INPUT RECORDS:

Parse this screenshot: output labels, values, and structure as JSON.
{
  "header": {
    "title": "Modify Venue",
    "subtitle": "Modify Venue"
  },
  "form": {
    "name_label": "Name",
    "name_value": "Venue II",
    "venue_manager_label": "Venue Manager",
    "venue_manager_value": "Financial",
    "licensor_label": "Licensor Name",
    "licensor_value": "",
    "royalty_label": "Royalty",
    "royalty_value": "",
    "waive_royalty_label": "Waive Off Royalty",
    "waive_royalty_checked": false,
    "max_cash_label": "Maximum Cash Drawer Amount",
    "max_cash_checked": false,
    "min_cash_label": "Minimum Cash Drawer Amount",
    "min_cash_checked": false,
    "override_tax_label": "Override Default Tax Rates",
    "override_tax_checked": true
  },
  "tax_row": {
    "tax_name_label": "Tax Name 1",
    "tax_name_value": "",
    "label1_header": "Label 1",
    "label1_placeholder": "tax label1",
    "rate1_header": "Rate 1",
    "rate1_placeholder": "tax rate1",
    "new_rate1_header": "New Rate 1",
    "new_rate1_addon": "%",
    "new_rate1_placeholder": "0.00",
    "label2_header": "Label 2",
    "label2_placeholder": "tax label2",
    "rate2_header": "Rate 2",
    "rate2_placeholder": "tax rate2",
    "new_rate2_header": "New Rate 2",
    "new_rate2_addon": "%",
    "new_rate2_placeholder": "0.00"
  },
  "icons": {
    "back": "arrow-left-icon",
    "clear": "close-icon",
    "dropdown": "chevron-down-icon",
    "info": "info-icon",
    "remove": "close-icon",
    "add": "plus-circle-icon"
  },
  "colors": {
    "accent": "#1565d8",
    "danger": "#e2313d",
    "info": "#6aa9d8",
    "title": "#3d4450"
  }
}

==

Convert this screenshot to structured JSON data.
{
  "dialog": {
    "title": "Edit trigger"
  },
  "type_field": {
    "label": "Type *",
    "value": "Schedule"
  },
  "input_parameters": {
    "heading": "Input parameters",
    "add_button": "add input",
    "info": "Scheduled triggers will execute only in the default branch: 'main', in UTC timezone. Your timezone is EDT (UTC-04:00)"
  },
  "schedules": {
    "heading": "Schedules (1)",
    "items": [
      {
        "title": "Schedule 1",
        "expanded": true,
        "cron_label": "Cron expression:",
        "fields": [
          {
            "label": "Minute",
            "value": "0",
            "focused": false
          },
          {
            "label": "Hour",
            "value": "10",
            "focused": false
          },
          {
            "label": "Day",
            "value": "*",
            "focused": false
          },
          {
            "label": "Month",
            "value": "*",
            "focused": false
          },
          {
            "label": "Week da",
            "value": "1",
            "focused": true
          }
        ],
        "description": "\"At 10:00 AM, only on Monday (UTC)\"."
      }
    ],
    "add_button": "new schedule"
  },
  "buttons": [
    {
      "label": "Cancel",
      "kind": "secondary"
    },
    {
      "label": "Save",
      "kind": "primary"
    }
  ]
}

DESCRIPTION OF THE TASK:
Using the entries above, tally how many lines have the word "screenshot" in them; write the number and nothing more.

ANSWER TO THE EXERCISE:
2